→ Given task: Below are records; count the lines that contain "permitted" and give only the total.

_____

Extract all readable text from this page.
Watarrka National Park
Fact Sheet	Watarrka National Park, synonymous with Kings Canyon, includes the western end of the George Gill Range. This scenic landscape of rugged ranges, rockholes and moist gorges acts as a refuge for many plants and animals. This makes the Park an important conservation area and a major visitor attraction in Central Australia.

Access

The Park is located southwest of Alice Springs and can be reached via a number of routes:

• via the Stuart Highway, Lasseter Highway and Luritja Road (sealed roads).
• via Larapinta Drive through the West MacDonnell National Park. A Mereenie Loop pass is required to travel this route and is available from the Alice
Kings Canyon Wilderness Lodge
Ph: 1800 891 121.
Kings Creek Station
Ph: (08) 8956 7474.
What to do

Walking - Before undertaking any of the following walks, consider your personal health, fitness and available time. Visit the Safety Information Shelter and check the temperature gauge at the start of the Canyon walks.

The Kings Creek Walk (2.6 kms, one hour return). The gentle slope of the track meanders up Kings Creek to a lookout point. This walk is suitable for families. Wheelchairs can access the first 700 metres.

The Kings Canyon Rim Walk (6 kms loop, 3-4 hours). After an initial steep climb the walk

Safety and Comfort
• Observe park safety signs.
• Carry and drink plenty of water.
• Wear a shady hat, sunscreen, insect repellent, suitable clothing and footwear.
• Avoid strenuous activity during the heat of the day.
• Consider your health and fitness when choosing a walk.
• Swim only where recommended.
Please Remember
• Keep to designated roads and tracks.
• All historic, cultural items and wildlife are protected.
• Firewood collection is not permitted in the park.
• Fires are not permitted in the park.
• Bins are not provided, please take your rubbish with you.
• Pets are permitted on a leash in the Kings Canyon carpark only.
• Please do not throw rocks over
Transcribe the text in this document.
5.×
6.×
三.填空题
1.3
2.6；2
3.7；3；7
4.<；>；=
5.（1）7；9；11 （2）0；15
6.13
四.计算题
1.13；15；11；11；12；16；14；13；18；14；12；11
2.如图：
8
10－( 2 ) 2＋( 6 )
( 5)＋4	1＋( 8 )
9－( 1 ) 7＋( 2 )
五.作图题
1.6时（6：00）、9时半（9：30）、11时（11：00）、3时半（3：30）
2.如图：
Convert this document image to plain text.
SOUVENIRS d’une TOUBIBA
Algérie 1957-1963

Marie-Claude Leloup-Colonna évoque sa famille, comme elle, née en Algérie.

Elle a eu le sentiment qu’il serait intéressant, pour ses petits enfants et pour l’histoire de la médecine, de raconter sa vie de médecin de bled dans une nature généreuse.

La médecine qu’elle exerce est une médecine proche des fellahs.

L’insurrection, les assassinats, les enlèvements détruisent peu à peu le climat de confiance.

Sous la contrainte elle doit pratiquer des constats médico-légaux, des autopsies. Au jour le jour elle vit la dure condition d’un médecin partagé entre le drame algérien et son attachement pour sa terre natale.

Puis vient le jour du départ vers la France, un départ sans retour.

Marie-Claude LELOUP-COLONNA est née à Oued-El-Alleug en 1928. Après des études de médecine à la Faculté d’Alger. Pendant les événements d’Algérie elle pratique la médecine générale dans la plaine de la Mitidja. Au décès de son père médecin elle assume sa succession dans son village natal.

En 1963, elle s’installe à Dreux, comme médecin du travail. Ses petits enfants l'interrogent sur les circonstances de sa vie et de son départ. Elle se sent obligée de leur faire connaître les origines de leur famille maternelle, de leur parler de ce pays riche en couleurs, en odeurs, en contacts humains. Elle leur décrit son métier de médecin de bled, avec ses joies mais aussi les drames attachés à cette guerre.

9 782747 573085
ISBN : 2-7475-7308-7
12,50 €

_____

→ Answer in full: 3